• What you should do
Write out all the entries word for word and omit any pictures.

--- Start of Extracted records ---

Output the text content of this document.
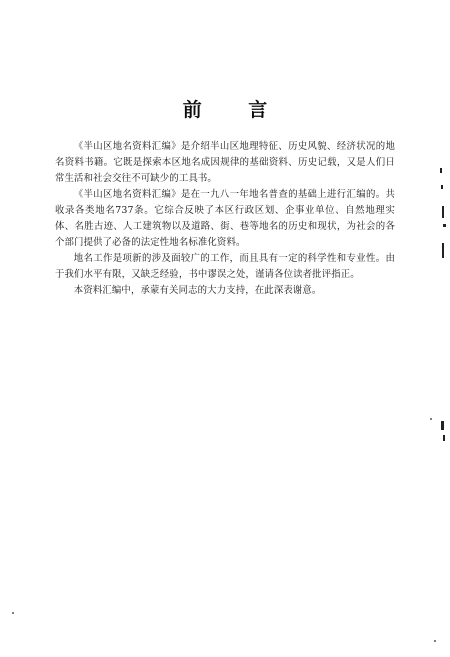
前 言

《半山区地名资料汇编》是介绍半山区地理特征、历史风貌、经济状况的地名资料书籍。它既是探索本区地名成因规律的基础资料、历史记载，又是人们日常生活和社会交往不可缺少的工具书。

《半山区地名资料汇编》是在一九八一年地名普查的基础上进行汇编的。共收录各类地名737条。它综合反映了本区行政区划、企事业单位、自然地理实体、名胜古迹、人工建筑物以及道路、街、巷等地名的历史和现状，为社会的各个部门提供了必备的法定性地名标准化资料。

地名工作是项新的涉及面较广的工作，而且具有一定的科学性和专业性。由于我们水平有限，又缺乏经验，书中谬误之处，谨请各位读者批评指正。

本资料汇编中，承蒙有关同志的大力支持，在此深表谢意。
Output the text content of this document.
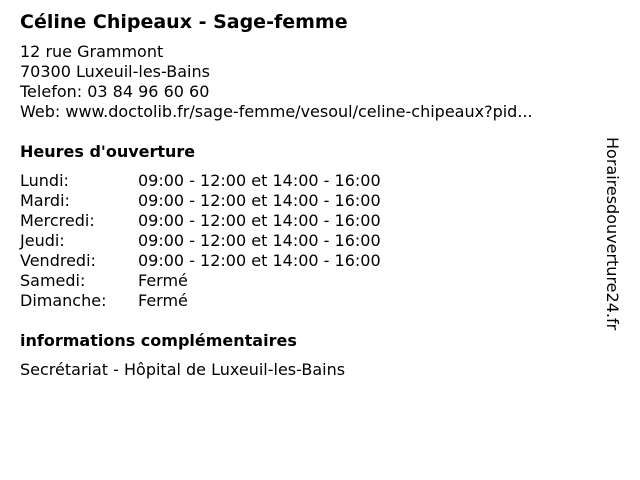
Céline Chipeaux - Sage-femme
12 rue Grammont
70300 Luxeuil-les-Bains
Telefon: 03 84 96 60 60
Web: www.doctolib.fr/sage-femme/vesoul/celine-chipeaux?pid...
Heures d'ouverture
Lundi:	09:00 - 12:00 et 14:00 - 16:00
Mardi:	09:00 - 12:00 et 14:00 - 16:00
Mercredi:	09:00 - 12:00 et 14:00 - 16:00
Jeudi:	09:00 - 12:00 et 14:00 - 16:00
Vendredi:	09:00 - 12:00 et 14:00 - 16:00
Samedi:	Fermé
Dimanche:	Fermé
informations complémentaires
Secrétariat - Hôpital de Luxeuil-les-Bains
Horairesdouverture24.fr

--- End of Extracted records ---

• Output below
Output the text content of this document.
前 言

《半山区地名资料汇编》是介绍半山区地理特征、历史风貌、经济状况的地名资料书籍。它既是探索本区地名成因规律的基础资料、历史记载，又是人们日常生活和社会交往不可缺少的工具书。

《半山区地名资料汇编》是在一九八一年地名普查的基础上进行汇编的。共收录各类地名737条。它综合反映了本区行政区划、企事业单位、自然地理实体、名胜古迹、人工建筑物以及道路、街、巷等地名的历史和现状，为社会的各个部门提供了必备的法定性地名标准化资料。

地名工作是项新的涉及面较广的工作，而且具有一定的科学性和专业性。由于我们水平有限，又缺乏经验，书中谬误之处，谨请各位读者批评指正。

本资料汇编中，承蒙有关同志的大力支持，在此深表谢意。
Output the text content of this document.
Céline Chipeaux - Sage-femme
12 rue Grammont
70300 Luxeuil-les-Bains
Telefon: 03 84 96 60 60
Web: www.doctolib.fr/sage-femme/vesoul/celine-chipeaux?pid...
Heures d'ouverture
Lundi:	09:00 - 12:00 et 14:00 - 16:00
Mardi:	09:00 - 12:00 et 14:00 - 16:00
Mercredi:	09:00 - 12:00 et 14:00 - 16:00
Jeudi:	09:00 - 12:00 et 14:00 - 16:00
Vendredi:	09:00 - 12:00 et 14:00 - 16:00
Samedi:	Fermé
Dimanche:	Fermé
informations complémentaires
Secrétariat - Hôpital de Luxeuil-les-Bains
Horairesdouverture24.fr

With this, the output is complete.